Verilen Görev 1: Deprem metnindeki “Bu felaket, dirençli kentler inşa etmenin, ülke gündemini meşgul eden tüm politikalardan çok daha öncelikli ve yaşamsal olduğunu, bir kez daha gösterdi.” cümlesini İngilizceye çevirin.
Verilen Görev 2: Lütfen deprem konulu metni kaldığı yerden birkaç cümleyle sürdürün.

Verilen Metin:
☆ ☆ ☆

6 Şubat 2023'te Kahramanmaraş merkezli 2 büyük deprem yaşandığını hatırlatan Soyer, “6 Şubat'ta tarifi kelimelerle mümkün olmayan bir felaket yaşadık. On binlerce canımızı yitirdik. Yüz binlerce vatandaşımız depremde evlerini, yakınlarını kaybetti. Depremin etkilendiği bazı bölgeler adeta haritadan silindi. Bu felaket, dirençli kentler inşa etmenin, ülke gündemini meşgul eden tüm politikalardan çok daha öncelikli ve yaşamsal olduğunu, bir kez daha gösterdi. Yazık ki 22 yıldır bu ülkeyi yönetenlerin tek derdi koltuklarında oturmaya devam etmek. 22 yıl boyunca teşvik ettikleri rant odaklı politikalarla, halkımızın canını hiçe saydılar. On binlerce canımızın altında kaldığı yapıları inşa edenleri,bırakın en ağır cezaları vermeyi, yargılamadılar bile. İnsanlar hala çadırlarda yaşarken, bütün ailesini, yuvasını, yurdunu kaybeden insanların karşısına çıkıp, utanmadan diyorlar ki; ‘Bize oy vermezseniz, böyle olur."’Acının siyaseti olur mu? Çocuklarını yitiren ana babaların, yetim kalan çocukların üzerinden siyaset yapılır mı” dedi.

☆ ☆ ☆

Gösterilen Bilgiler:
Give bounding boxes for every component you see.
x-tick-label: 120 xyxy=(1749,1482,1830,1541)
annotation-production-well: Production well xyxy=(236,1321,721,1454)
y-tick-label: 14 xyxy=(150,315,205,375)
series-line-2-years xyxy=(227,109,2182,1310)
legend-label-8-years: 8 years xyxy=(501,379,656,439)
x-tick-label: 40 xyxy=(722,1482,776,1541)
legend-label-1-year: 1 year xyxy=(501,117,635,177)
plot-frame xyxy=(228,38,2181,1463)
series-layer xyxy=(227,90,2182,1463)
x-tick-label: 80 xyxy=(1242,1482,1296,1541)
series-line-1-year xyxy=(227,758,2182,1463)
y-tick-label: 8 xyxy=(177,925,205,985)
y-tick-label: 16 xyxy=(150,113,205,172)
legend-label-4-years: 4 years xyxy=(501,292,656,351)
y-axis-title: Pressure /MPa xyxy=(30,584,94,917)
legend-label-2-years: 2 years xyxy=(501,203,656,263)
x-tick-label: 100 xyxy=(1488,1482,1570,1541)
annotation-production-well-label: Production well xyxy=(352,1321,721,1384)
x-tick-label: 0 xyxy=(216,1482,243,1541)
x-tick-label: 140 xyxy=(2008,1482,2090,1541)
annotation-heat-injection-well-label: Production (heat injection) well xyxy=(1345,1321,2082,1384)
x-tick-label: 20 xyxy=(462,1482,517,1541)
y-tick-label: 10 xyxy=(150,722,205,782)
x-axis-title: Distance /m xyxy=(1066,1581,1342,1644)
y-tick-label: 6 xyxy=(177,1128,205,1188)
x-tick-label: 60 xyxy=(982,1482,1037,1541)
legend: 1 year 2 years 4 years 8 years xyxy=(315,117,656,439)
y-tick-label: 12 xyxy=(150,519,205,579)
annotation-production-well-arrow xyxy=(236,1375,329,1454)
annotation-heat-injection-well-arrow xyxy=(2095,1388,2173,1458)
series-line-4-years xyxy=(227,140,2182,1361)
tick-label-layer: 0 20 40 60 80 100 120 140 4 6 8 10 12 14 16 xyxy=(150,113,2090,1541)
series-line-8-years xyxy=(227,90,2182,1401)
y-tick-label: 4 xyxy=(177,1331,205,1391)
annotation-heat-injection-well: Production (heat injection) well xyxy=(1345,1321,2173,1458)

☆ ☆ ☆

Görev Çıktısı 1: This disaster showed once again that building resilient cities is far more of a priority and far more vital than all the policies occupying the country's agenda.

Görev Çıktısı 2:
“İZMİR'İ AFETLERE KARŞI DİRENÇLİ HALE GETİRMEYE, İZMİRLİLERİ GÜVENLİ VE SAĞLIKLI YAŞAM ALANLARINA KAVUŞTURMAYA ODAKLANDIK”
İzmirlilerin güvenli konutlara sahip olması en büyük öncelikleri olduğunun altını önemle çizen Başkan Soyer, Biz İzmir'de bu yönetim anlayışının tam tersini yapmaya söz verdik. Bu güzel şehri afetlere karşı dirençli hale getirmeye, İzmirlileri güvenli ve sağlıklı yaşam alanlarına kavuşturmaya odaklandık. Kimsenin yüreğine bir daha sevdiğinin acısı düşmesin diye, olanca gücümüzle çalıştık.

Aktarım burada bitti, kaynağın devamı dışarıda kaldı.